• _Reading text_
○ ○ ○ ○ ○ ○ ○
That fund, so I've got £100.

[00:07:28]

I go on a website Yeah, Vanguard, Fidelity Schwab, whatever they are. I have no alliance to any of them.

[00:07:33]

Neither do I. There's various ones in the UK. I actually do recommend Hargrave Lansdown just because it's simple. I think investing in funds, there's no fee associated with the investment itself. Obviously, they might take a percentage depending on which fund you're investing in. I take my £100. Investing in Hargrave lands down, there's no minimum, from what I understand. If you invest in a stock, they charge £12 per investment. But if you invest in a fund, it's free. I put my £100 into a fund. The fund is essentially taking £1, one of those pounds, and investing £1 into Facebook. It's investing £1 into Google, £1 into Shopify, £1 into Spotify, £1 into NVIDIA or whatever. It's doing that for me. It's managing it for me. It's making the decisions for me. I just put the money in every month, whatever I can, and I leave it.

[00:08:21]

Yeah. And let's go even deeper. I love that we're getting into the nuts and bolts here because honestly, most people, they do not know how to invest. Literally, what website do I go to? And then what do I do? The fund owns these different stocks, and some will go up and some will go down, and it's inconsequential to you. All you need to know is you own this fund. Now that you've opened up an account and you've sent a hundred bucks or a thousand bucks, great. You've made one of the most important decisions of your life. Now, there's just one more thing you have to do. Set up an automatic transfer so that every single month you have a certain amount of money going in. Now, if you don't know how much money, use my conscious spending plan guideline. What did I say? 5 to 10% of take home is a good guideline. You should be able to do 5%, trust me. Anyone who comes to me, they go, Ramit, there's no way. Must be nice. I can't afford. I go, show me where you're spending your money. I guarantee you I can find 5% to send in every month.

[00:09:24]

Now, you're not trying to send it in. I don't try to brush my teeth in the morning. It's It's a habit. Investing is even easier than brushing your teeth because you set it up automatically. The investment fund will automatically draw from your checking account, and it will pull in 100 bucks, 500 bucks, 1,000 bucks, whatever your number is. You're not going to log in for three, four, five months. You're going to log in a few months later, you're going to be like, Oh, my God. I didn't even realize that all this money is in here. When you add that plus compounding over many years. That is how real wealth is created. I don't want anyone to think that you have to be rich in order to start investing. One of the ways you get rich is by investing.
○ ○ ○ ○ ○ ○ ○
In the investing conversation, what percentage of take-home pay does the conscious spending plan give as a good guideline for monthly investing?

[Data listing]
○ ○ ○ ○ ○ ○ ○
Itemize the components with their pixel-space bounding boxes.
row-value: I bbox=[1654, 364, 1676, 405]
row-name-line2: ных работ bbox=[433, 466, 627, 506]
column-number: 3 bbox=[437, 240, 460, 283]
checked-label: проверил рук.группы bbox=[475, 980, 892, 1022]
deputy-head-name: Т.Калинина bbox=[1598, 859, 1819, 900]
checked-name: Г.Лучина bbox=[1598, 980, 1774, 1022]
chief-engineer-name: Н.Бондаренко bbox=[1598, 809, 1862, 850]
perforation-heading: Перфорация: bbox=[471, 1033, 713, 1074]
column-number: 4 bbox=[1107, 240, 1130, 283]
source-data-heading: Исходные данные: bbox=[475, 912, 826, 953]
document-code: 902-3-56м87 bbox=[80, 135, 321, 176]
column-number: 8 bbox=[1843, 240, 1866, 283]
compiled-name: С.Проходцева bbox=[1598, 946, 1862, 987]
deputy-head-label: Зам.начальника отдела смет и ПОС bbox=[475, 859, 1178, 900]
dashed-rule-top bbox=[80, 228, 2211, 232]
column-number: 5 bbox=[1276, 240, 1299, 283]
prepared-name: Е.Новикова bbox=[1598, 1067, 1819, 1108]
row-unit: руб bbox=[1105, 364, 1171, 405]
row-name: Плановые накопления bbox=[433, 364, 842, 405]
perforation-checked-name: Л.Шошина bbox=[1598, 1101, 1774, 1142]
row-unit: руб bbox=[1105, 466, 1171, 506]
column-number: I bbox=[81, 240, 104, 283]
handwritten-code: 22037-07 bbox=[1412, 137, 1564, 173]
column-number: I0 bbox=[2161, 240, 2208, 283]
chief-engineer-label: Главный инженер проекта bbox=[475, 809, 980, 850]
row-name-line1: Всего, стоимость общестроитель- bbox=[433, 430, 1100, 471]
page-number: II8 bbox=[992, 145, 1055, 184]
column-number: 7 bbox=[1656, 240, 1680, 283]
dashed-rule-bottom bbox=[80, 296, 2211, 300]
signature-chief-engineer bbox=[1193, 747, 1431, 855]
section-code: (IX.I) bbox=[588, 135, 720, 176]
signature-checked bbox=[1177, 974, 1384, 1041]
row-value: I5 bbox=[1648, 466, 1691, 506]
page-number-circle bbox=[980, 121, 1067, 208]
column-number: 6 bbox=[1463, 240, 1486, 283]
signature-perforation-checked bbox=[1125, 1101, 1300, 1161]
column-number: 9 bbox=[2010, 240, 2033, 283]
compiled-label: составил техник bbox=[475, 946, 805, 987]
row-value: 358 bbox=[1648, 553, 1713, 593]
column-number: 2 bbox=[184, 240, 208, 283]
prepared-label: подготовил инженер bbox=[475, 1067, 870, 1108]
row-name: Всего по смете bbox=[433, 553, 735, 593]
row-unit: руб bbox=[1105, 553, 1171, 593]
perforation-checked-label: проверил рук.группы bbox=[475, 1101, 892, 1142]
○ ○ ○ ○ ○ ○ ○
• _Solution to this problem_
5 to 10% of take-home pay.